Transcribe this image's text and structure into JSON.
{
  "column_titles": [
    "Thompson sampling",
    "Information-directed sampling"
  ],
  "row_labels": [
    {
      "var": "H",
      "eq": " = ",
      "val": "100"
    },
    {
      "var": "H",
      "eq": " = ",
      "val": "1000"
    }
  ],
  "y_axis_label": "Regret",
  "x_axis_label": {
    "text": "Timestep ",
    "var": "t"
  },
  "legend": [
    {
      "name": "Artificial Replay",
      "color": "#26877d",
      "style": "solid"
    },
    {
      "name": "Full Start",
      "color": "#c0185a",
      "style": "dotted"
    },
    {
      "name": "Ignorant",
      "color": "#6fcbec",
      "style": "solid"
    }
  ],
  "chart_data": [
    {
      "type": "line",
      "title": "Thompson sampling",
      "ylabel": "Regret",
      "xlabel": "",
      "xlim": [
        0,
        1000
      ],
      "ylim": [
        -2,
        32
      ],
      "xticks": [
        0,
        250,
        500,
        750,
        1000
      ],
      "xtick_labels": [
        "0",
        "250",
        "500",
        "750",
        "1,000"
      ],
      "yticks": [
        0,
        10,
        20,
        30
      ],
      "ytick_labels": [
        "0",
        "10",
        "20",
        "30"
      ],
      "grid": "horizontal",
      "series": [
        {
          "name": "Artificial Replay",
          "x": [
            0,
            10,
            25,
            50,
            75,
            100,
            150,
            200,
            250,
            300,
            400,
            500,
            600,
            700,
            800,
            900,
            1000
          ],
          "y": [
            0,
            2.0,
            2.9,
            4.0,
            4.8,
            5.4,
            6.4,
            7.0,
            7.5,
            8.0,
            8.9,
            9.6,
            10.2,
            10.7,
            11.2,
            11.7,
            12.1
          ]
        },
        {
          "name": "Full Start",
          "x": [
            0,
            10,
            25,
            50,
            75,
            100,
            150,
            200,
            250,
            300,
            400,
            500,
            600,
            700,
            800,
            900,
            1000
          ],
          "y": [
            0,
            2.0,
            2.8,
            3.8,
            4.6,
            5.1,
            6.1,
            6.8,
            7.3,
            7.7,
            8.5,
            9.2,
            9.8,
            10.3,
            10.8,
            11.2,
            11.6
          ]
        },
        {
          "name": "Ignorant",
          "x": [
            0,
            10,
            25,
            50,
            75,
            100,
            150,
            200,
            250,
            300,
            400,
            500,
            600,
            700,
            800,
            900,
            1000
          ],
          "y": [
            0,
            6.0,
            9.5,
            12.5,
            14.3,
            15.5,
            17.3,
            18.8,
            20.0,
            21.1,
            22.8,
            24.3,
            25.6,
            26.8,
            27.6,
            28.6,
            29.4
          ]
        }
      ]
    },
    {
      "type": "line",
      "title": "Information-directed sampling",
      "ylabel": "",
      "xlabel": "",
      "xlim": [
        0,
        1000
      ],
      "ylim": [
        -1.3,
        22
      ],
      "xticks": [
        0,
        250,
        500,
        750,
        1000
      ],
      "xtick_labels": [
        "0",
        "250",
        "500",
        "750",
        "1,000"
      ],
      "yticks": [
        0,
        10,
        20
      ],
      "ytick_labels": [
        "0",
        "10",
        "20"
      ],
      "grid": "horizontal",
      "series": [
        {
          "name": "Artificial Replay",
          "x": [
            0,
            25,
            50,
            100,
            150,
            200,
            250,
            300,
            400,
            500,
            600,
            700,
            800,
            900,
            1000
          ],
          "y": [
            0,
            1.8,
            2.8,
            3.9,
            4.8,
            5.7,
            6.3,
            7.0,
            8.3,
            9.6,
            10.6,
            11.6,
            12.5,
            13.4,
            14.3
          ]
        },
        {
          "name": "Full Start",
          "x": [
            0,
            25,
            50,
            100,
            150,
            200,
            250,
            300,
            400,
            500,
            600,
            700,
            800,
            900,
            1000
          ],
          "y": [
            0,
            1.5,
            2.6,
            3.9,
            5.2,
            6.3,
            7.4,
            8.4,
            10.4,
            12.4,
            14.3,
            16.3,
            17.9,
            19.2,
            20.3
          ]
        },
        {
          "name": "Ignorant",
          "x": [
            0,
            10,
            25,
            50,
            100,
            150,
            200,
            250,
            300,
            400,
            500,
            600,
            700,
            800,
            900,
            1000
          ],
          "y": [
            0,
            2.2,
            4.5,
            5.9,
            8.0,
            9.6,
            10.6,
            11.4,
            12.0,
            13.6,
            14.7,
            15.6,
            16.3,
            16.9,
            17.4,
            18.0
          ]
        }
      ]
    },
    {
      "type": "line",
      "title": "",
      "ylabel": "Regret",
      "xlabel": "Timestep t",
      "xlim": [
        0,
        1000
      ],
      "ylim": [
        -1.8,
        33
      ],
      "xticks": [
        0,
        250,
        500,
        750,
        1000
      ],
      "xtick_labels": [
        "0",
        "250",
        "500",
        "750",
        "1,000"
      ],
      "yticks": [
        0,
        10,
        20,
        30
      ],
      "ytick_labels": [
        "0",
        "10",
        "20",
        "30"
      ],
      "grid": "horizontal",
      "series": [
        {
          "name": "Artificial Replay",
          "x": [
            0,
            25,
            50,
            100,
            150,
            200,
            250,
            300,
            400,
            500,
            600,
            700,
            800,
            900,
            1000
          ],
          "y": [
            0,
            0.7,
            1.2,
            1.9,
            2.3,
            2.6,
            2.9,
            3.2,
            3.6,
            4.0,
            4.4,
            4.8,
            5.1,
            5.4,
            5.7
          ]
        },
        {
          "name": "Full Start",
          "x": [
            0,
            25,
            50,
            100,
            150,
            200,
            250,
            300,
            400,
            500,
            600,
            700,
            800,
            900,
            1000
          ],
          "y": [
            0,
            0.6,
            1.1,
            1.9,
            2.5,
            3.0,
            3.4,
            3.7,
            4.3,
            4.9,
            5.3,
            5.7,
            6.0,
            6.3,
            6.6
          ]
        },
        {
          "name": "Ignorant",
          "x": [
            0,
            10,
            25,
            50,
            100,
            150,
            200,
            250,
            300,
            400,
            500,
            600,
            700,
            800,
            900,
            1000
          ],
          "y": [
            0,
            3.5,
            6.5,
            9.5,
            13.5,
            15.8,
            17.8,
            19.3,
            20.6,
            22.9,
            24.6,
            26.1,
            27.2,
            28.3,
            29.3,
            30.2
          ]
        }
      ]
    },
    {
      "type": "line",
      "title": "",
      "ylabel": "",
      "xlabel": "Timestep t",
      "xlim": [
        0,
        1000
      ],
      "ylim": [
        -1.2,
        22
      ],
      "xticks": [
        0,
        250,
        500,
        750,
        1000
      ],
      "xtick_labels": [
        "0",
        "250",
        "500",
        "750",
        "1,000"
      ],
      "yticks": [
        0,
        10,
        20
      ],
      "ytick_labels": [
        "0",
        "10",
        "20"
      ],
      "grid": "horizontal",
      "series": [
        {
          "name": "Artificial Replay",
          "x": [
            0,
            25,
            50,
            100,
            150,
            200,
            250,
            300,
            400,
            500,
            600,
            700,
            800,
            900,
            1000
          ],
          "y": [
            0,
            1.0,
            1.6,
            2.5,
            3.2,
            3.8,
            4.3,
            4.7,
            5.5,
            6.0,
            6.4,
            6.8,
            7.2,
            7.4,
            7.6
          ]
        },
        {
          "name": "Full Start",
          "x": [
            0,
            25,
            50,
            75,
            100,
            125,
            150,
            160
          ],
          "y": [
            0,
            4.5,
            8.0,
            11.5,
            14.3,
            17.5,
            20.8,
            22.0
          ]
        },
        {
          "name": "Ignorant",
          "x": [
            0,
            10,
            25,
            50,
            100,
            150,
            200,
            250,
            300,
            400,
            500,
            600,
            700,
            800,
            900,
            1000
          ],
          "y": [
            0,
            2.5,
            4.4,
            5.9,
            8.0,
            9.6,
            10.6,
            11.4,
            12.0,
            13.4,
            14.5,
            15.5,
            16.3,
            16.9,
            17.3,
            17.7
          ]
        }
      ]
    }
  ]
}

# [EXERCISE PROMPT]
Among the entries, how many lines include the word "sampling"? Answer with a single number and nothing further.

# [FINAL ANSWER]
4